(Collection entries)
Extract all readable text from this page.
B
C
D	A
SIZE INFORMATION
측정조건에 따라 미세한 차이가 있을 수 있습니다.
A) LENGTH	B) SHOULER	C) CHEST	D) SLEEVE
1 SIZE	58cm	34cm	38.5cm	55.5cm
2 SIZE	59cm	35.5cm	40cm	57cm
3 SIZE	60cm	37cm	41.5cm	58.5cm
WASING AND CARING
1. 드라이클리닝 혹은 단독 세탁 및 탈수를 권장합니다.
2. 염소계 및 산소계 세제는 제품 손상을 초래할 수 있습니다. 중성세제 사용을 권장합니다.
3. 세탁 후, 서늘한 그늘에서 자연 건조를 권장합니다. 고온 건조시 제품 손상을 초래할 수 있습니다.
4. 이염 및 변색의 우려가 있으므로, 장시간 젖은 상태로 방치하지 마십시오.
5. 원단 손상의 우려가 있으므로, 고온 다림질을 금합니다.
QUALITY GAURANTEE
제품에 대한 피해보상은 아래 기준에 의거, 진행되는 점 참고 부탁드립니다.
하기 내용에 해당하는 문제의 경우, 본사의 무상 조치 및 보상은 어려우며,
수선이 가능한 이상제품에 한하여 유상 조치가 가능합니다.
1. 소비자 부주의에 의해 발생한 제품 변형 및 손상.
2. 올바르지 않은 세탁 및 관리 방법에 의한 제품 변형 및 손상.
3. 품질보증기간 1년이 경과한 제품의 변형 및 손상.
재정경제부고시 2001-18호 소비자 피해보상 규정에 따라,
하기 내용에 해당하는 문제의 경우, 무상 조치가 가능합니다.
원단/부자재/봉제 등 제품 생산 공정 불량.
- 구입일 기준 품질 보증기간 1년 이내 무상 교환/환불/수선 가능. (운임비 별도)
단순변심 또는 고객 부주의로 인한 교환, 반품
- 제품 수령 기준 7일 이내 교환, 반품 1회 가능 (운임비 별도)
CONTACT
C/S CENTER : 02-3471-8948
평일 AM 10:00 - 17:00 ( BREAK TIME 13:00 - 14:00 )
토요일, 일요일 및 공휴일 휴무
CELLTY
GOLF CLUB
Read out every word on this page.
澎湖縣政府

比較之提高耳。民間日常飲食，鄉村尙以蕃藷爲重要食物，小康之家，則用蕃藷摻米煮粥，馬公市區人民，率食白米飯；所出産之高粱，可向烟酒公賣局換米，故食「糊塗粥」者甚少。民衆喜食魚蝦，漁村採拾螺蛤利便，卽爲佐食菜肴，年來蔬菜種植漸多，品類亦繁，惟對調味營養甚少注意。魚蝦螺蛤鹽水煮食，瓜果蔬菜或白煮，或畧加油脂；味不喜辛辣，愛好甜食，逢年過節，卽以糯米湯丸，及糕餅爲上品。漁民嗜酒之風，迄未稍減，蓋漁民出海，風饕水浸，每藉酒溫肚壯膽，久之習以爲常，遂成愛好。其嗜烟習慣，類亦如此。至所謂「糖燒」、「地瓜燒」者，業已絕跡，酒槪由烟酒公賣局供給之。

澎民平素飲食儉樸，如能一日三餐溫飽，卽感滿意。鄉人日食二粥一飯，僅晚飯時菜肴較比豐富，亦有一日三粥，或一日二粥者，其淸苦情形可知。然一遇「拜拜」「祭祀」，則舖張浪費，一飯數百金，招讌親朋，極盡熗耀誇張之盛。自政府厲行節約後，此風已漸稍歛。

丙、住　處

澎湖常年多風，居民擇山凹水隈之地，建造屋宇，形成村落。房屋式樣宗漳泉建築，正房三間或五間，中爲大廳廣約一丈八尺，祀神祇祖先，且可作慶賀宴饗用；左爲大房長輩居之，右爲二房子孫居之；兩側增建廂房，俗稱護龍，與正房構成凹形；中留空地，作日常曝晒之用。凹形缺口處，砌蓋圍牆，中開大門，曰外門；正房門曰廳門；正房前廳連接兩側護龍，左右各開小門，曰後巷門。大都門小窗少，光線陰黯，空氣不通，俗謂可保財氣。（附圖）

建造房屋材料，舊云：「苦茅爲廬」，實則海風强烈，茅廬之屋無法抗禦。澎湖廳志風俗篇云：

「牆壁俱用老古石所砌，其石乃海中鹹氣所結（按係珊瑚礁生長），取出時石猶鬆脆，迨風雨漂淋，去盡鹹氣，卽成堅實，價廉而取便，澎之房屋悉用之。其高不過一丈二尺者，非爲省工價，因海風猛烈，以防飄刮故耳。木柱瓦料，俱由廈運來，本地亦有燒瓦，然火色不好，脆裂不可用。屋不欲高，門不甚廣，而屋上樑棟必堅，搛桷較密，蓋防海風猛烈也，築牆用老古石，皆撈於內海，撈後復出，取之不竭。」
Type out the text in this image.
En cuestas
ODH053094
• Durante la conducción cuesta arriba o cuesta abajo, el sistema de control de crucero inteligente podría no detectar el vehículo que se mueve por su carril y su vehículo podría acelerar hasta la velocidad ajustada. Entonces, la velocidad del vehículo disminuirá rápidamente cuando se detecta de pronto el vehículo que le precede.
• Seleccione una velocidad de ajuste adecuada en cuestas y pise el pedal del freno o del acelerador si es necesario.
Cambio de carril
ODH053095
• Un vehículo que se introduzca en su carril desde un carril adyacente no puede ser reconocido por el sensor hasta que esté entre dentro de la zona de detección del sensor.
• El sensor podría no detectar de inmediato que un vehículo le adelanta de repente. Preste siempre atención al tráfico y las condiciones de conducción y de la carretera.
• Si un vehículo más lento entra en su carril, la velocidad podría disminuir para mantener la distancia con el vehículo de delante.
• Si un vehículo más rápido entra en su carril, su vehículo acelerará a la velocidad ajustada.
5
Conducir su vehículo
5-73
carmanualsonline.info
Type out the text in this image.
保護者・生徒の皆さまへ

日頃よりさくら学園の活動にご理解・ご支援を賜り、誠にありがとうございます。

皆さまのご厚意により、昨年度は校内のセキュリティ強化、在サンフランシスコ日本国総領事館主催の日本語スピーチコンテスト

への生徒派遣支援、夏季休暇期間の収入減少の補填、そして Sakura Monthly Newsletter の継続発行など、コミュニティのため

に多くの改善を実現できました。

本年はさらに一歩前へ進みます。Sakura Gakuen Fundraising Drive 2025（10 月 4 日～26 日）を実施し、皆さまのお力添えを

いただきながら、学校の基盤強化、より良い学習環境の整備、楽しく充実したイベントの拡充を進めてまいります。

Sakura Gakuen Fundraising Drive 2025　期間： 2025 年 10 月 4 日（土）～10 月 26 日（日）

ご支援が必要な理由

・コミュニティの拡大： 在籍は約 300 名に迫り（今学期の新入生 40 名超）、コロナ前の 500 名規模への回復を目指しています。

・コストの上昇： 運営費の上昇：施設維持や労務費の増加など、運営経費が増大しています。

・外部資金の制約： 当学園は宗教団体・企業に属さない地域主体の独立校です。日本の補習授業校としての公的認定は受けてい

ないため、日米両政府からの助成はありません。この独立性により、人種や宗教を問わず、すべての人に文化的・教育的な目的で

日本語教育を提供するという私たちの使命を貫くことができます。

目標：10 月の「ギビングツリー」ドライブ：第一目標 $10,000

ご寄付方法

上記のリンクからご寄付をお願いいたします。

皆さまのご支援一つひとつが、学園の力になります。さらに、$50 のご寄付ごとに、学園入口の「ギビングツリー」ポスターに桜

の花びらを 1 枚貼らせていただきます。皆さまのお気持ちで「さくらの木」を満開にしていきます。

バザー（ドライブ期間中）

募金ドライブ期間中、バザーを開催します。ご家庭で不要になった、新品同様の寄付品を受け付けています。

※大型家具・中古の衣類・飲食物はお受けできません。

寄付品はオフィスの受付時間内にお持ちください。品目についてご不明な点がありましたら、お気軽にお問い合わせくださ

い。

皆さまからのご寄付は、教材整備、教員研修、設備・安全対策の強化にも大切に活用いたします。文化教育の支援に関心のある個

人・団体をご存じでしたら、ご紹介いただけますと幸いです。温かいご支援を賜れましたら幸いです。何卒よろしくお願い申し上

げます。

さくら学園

● Written exercise
Identify each line in the records above that contains the word "Gakuen", and copy it out in full.

● Response
本年はさらに一歩前へ進みます。Sakura Gakuen Fundraising Drive 2025（10 月 4 日～26 日）を実施し、皆さまのお力添えを
Sakura Gakuen Fundraising Drive 2025　期間： 2025 年 10 月 4 日（土）～10 月 26 日（日）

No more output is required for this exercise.